= PROVIDED TEXT =
- - - - - - -
# Exhaust for 06 sentra 1.8S



## mmunsee (Nov 4, 2006)

Hello guys,

I want to put exhaust on my sentra, i want it nice and deep, anyone have any suggestions on a brand that sounds good.


----------



## b15chik (Jun 4, 2005)

you don't really have many options. my reccomendation is the hks catback for the 2.0. fits your car and is the hottest exhaust ever


----------



## mmunsee (Nov 4, 2006)

ok thank you.


----------



## dmroberson (Jun 24, 2004)

I know I'm late, but I agree with b15chik. I've got an HKS Sport on my 04 1.8S, had it for about 6 months now. Has a very nice, sporty sound, none of that raspy, weed-wacker crap, even when it's opened up.


----------



## mmunsee (Nov 4, 2006)

sweet, thanks guys. whats the average cost for the full set-up?


----------



## b15chik (Jun 4, 2005)

dmroberson said:


> I know I'm late, but I agree with b15chik. I've got an HKS Sport on my 04 1.8S, had it for about 6 months now. Has a very nice, sporty sound, none of that raspy, weed-wacker crap, even when it's opened up.


haha you know what's so funny. both of us always post the same thing in every thread about the 1.8 exhust 

you can get it extremely cheap on ebay. and www.importrp.com carries them too. it's not on their site, you have to call. but they have given out quotes as low as 350 bucks with shipping


----------



## dmroberson (Jun 24, 2004)
- - - - - - -
= RECORDED INFORMATION =

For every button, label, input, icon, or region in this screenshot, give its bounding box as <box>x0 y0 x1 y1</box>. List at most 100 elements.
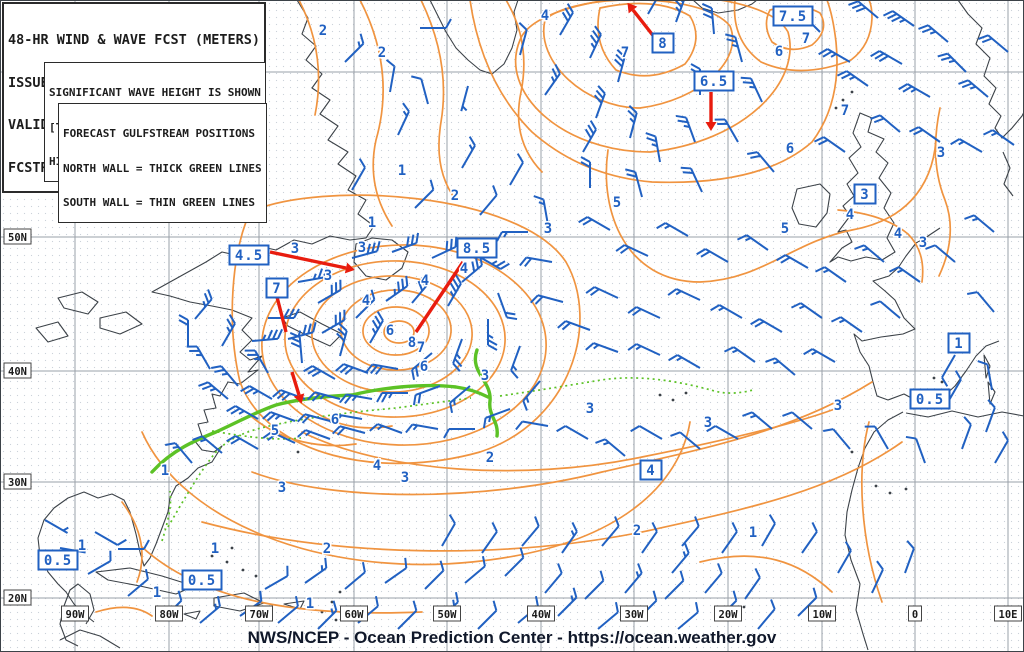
svg-text:50W: 50W <box>438 609 458 621</box>
wave-height-contour <box>514 0 791 153</box>
wind-barb <box>656 222 689 237</box>
wind-barb <box>297 267 328 283</box>
wind-barb <box>221 314 236 347</box>
contour-label: 3 <box>586 401 594 417</box>
contour-label: 4 <box>373 458 381 474</box>
svg-text:80W: 80W <box>160 609 180 621</box>
wave-height-contour <box>362 306 430 356</box>
svg-text:3: 3 <box>860 187 869 203</box>
coastline <box>791 183 831 228</box>
svg-text:0: 0 <box>912 609 918 621</box>
wind-barb <box>585 286 619 299</box>
svg-text:1: 1 <box>954 336 963 352</box>
contour-label: 6 <box>331 412 339 428</box>
longitude-label: 90W <box>61 605 89 622</box>
wind-barb <box>479 185 498 216</box>
svg-text:50N: 50N <box>8 232 27 244</box>
wind-barb <box>761 514 776 547</box>
wind-barb <box>964 214 995 233</box>
wind-barb <box>297 413 331 424</box>
wind-barb <box>369 311 384 344</box>
wind-barb <box>837 70 869 87</box>
wind-barb <box>721 522 738 554</box>
wind-barb <box>624 563 643 594</box>
svg-text:40W: 40W <box>532 609 552 621</box>
wind-barb <box>889 266 921 283</box>
wind-barb <box>680 166 703 193</box>
longitude-label: 30W <box>620 605 648 622</box>
longitude-label: 70W <box>245 605 273 622</box>
wind-barb <box>627 343 661 356</box>
svg-text:30W: 30W <box>625 609 645 621</box>
coastline <box>1002 151 1014 197</box>
wind-barb <box>742 411 773 430</box>
wind-barb <box>461 136 476 169</box>
coastline <box>59 583 95 647</box>
svg-text:10E: 10E <box>999 609 1018 621</box>
wind-barb <box>578 216 611 231</box>
wind-barb <box>351 241 381 259</box>
wind-barb <box>44 519 69 534</box>
wave-extreme-label: 7.5 <box>772 5 814 27</box>
wind-barb <box>519 256 553 267</box>
contour-label: 6 <box>786 141 794 157</box>
wave-height-contour <box>284 260 506 418</box>
wind-barb <box>765 357 796 376</box>
wind-barb <box>412 385 441 406</box>
svg-text:6.5: 6.5 <box>700 74 728 90</box>
contour-label: 5 <box>613 195 621 211</box>
svg-text:20N: 20N <box>8 593 27 605</box>
wind-barb <box>983 129 1015 146</box>
wave-extreme-label: 8 <box>651 32 675 54</box>
wind-barb <box>601 516 620 547</box>
wind-barb <box>307 391 341 402</box>
island-dot <box>742 605 746 609</box>
gulfstream-south-wall <box>161 490 172 542</box>
island-dot <box>834 106 838 110</box>
wind-barb <box>487 319 498 351</box>
latitude-label: 50N <box>3 228 32 245</box>
wave-height-contour <box>934 107 952 277</box>
red-movement-arrow <box>269 250 355 274</box>
island-dot <box>338 590 342 594</box>
wind-barb <box>557 587 578 617</box>
wave-height-contour <box>383 320 415 344</box>
contour-label: 1 <box>211 541 219 557</box>
wind-barb <box>240 385 273 400</box>
wind-barb <box>977 360 993 391</box>
wave-height-contour <box>301 406 841 472</box>
wind-barb <box>336 323 348 357</box>
wind-barb <box>244 349 269 374</box>
contour-label: 6 <box>386 323 394 339</box>
wind-barb <box>460 85 469 112</box>
wave-height-contour <box>311 275 473 393</box>
wind-barb <box>397 102 410 136</box>
wave-extreme-label: 7 <box>265 277 289 299</box>
wave-extreme-label: 1 <box>947 332 971 354</box>
wave-height-contour <box>95 606 153 617</box>
wind-barb <box>776 254 809 269</box>
wave-height-contour <box>597 2 697 77</box>
wind-barb <box>641 522 658 554</box>
wind-barb <box>194 289 213 320</box>
wind-barb <box>329 413 363 424</box>
wind-barb <box>837 541 852 574</box>
contour-label: 4 <box>541 8 549 24</box>
wind-barb <box>226 435 259 450</box>
wind-barb <box>443 428 475 439</box>
wind-barb <box>376 392 408 403</box>
island-dot <box>684 391 688 395</box>
wind-barb <box>544 64 561 96</box>
wave-height-contour <box>201 441 903 552</box>
wind-barb <box>277 595 299 624</box>
contour-label: 8 <box>408 335 416 351</box>
wind-barb <box>814 136 846 153</box>
wind-barb <box>904 540 915 574</box>
coastline <box>99 311 143 335</box>
contour-label: 4 <box>846 207 854 223</box>
latitude-label: 40N <box>3 362 32 379</box>
wind-barb <box>178 314 189 346</box>
contour-label: 3 <box>291 241 299 257</box>
wind-barb <box>580 156 591 188</box>
contour-label: 6 <box>420 359 428 375</box>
- - - - - - -
= TASKS TO CARRY OUT =
a. According to the Sentra exhaust thread, what is the lowest price importrp.com has quoted for the HKS catback?
b. Carry on the Sentra exhaust forum thread from its last line.

= THE REPLIES =
a. As low as 350 bucks with shipping.

b.
b15chik said:


> haha you know what's so funny. both of us always post the same thing in every thread about the 1.8 exhust


Now that you mention it, we do, don't we?  Didn't even notice that. lol.


----------



## DOHC_Holiday (Aug 24, 2006)

I just put a stock Spec V exhaust on my GXE and it sounds great; an aggressive growl, but not buzzy. And even with the mods performed at a muffler shop, it was still only 50% of the cost of an HKS.


----------



## b15chik (Jun 4, 2005)

yeah, but you still have a stock exhaust, lol


----------



## DOHC_Holiday (Aug 24, 2006)

b15chik said:


> yeah, but you still have a stock exhaust, lol


That might actually _help _ me in SCCA classification.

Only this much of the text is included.